• **WRITTEN EXERCISE**
Wherever the string "this" occurs in a line of these records, report that line.

• **GIVEN RECORDS**
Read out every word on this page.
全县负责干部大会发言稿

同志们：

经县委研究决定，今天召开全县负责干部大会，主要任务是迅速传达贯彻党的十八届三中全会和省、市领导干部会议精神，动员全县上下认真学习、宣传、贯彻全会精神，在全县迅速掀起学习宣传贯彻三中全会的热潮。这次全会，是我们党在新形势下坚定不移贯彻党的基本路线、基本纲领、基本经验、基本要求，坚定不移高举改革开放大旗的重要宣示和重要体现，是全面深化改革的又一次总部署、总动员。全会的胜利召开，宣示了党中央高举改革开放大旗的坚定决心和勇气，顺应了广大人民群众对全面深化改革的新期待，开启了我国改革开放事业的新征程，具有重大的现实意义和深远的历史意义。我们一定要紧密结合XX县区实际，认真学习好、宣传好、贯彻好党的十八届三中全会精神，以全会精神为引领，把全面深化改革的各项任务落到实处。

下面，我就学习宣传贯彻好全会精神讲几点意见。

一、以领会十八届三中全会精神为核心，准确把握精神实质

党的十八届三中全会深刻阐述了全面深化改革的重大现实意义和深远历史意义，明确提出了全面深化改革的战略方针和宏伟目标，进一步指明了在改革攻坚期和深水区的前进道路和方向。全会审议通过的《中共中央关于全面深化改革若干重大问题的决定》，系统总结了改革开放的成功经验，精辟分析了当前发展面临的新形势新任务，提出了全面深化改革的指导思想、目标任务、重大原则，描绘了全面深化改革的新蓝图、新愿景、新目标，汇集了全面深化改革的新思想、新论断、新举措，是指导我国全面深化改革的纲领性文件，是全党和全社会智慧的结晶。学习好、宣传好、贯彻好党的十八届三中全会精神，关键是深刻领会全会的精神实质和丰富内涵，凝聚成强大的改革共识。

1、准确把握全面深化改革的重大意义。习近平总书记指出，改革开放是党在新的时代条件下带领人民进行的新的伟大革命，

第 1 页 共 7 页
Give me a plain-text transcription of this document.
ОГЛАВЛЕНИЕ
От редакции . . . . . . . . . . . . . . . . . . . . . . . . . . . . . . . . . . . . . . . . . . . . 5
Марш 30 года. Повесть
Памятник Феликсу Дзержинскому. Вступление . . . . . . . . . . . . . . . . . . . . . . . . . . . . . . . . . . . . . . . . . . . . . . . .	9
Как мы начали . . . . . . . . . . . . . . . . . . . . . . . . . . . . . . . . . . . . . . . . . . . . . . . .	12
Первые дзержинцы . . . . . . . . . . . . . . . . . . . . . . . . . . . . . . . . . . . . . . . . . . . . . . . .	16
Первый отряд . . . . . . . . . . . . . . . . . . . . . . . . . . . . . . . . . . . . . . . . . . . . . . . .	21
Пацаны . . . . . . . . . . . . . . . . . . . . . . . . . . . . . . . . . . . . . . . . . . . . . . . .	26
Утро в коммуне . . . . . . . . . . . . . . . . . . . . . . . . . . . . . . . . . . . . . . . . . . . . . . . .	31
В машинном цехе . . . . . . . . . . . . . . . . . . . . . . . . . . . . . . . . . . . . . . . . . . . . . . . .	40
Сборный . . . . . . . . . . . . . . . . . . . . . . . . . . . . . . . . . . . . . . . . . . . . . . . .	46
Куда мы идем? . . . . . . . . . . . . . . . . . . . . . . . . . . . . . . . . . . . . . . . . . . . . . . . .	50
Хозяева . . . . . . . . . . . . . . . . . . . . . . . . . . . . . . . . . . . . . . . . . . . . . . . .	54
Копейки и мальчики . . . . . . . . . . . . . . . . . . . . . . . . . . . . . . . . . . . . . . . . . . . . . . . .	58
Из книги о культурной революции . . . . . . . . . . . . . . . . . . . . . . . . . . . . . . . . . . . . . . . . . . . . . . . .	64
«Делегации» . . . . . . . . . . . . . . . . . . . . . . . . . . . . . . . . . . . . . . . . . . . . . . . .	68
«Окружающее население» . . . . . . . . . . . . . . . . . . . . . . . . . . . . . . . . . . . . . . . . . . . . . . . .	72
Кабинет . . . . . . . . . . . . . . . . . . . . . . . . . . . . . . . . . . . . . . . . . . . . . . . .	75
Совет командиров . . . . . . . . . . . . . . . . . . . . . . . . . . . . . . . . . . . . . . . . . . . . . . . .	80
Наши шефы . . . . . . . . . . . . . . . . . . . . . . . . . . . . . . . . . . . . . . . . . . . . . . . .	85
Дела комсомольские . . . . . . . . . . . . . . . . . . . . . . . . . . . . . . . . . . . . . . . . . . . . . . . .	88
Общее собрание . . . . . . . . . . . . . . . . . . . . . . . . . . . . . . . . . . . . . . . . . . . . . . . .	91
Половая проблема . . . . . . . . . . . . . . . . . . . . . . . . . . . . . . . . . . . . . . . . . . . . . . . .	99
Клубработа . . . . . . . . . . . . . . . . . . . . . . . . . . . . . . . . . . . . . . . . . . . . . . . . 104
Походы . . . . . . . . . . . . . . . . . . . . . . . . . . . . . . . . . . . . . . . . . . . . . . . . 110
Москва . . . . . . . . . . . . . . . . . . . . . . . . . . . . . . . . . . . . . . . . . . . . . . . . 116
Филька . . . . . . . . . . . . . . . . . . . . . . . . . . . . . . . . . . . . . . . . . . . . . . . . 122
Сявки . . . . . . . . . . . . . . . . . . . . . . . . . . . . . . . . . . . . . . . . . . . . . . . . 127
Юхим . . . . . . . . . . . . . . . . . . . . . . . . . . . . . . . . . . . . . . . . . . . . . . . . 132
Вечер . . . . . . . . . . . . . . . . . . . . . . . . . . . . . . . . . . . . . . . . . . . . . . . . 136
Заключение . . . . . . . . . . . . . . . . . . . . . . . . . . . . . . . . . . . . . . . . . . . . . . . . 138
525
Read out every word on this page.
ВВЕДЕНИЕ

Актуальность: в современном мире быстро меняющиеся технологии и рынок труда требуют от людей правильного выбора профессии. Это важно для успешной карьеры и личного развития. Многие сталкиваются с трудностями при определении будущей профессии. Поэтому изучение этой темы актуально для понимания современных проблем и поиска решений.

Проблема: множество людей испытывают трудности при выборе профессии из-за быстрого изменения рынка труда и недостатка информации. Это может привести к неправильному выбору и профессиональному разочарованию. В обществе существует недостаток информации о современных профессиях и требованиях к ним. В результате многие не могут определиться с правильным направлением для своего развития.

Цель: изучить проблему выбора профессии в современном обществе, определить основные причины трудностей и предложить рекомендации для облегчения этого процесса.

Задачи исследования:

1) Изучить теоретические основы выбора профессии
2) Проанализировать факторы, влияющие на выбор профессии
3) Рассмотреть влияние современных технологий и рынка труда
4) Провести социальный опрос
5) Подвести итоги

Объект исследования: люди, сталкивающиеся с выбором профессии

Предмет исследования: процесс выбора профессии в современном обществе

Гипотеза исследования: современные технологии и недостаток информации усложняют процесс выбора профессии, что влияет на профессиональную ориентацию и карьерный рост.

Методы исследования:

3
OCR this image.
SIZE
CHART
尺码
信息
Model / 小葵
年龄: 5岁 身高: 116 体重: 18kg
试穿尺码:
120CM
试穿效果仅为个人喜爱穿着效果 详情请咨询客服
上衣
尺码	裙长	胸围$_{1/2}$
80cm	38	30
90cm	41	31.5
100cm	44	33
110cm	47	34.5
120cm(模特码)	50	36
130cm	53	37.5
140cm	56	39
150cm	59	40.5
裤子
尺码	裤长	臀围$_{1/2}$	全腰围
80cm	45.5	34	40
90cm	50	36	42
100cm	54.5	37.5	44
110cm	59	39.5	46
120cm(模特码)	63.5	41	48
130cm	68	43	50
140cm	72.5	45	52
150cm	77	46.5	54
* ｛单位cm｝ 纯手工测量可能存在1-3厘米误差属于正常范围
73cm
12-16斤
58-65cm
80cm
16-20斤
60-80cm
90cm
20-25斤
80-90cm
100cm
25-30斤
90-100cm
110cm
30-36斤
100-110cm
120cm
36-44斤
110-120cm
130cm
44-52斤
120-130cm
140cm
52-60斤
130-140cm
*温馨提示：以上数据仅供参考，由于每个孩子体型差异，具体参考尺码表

• **ANSWER TO THE PROBLEM**
Read out every word on this page.
Give me a plain-text transcription of this document.
Read out every word on this page.
OCR this image.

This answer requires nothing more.